GIVEN TEXT: Begin

I think the pt drman, highish mntnc & less than 20 owners in the bld makes it hard to sell this place, notwithstanding the layout (& not everyone wants a duplex). factors like this will always make this apt tuff to sell.
"The reason it is a bad strategy is that it signals that the buyers have no confidence in their own price--that is, that they are just trying to generate interest. It signals, to me, that they could be open to a super-aggressive bid."
Yup, their strategy is dumb & amateurish
Just surprised, is all. I would think a broker would understand this, and would adjust the stragey by just making one large cut, and then trying to drum at interest at that new aggressive rate. Otherwise this thing just sits, looks pathetic and gets stale.
Does anyone know how to figure out what this sold for previously?
http://www.streeteasy.com/nyc/sale/326831-coop-440-east-79th-street-upper-east-side-new-york
In the P.R. world, there's a rule: when you have to eat sh-t, take big bites and get it over with; don't nibble on it forever. Same applies to RE imho. The impact of this broker/seller's "strategy" is to make them appear rudderless, desperate, and unprofessional. Better to have generated renewed buzz with a $500K reduction after 21-30 days on the market than to do it this way which generates no new interest and just lets the listing grow stale.
Very good point Kyle
kyle: LMAO!!! how to eat shti!!!!!!
UES-B:
STREETEASY HISTORY
08/18/2005
Previous sale closed for $1,225,000
07/28/2008
Listed in StreetEasy by Elliman at $1,399,000
dwell: Ever hear of the "free rider" problem?

GIVEN TEXT: End

**YOUR TASKS**
A – Repeat the forum thread word for word from "Yup, their strategy" to "and gets stale.".
B – In the forum thread's post about the rule from the P.R. world, which three words describe how the broker/seller's "strategy" makes them appear?
Rely only on the forum thread itself.

SUPPLIED RECORDS: Begin

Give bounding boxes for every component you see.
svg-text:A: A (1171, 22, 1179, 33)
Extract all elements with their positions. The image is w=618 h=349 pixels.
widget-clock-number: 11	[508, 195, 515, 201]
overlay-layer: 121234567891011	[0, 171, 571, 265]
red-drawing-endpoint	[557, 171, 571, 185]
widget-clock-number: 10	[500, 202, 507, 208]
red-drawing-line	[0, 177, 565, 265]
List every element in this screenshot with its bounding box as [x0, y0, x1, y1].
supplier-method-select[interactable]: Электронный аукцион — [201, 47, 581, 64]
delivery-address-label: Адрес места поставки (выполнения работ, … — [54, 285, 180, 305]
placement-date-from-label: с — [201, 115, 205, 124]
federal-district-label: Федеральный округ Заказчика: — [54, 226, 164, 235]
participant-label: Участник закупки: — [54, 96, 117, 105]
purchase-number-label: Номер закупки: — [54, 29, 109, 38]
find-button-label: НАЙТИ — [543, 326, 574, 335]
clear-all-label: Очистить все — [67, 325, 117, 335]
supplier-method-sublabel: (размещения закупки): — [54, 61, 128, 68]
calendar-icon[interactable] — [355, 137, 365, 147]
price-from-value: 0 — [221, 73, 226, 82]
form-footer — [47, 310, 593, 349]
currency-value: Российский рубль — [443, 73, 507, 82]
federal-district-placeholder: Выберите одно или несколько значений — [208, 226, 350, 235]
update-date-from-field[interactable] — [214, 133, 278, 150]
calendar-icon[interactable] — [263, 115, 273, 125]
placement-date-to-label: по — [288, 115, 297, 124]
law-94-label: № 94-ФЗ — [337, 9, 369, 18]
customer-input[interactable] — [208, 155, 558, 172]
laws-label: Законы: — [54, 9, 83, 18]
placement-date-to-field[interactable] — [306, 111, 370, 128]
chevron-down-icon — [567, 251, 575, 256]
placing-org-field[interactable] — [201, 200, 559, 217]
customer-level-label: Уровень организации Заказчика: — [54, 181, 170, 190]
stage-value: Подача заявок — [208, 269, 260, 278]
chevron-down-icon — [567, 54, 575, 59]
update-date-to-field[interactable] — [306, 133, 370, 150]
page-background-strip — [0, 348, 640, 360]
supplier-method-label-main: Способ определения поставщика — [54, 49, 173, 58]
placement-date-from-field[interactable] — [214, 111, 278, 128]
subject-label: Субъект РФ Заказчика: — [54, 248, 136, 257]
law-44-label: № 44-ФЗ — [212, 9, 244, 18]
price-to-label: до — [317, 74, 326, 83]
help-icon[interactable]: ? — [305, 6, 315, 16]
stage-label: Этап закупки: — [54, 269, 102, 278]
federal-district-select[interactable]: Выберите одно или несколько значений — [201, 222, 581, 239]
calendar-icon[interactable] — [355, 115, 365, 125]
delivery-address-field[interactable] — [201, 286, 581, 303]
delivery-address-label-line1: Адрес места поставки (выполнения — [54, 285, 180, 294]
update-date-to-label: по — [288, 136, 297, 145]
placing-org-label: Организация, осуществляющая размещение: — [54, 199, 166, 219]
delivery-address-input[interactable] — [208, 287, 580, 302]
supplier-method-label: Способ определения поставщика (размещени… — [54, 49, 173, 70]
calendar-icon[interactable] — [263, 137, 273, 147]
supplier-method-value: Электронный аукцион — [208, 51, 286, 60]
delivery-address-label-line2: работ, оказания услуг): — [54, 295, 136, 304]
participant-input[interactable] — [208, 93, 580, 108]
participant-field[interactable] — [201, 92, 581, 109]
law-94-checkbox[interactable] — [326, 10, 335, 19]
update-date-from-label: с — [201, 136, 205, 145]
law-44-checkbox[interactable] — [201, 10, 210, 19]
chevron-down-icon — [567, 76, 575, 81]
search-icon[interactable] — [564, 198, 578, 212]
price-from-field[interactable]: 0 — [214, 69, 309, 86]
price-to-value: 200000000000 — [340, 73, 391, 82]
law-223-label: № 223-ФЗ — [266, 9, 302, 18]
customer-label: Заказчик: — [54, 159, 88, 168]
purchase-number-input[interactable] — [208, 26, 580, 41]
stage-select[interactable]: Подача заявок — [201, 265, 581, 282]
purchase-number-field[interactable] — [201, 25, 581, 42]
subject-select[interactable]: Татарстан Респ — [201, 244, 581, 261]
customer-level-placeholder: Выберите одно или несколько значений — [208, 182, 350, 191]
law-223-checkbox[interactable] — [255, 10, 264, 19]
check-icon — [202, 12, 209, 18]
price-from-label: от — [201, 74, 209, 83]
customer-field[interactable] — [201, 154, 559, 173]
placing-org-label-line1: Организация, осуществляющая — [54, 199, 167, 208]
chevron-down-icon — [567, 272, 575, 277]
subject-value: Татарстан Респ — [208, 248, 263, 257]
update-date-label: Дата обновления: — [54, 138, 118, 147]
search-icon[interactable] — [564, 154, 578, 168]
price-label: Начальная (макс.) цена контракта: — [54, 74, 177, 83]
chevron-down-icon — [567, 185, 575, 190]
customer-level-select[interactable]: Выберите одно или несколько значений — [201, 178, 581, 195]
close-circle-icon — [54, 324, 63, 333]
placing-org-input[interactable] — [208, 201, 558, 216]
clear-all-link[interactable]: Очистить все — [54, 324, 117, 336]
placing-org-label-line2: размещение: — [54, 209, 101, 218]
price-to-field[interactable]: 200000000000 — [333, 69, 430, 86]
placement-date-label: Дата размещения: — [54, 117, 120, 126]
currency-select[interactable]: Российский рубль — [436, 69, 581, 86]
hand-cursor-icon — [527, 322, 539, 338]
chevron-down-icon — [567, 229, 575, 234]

SUPPLIED RECORDS: End

**TASK-BY-TASK RESULTS**
A –
Yup, their strategy is dumb & amateurish
Just surprised, is all. I would think a broker would understand this, and would adjust the stragey by just making one large cut, and then trying to drum at interest at that new aggressive rate. Otherwise this thing just sits, looks pathetic and gets stale.

B – rudderless, desperate, unprofessional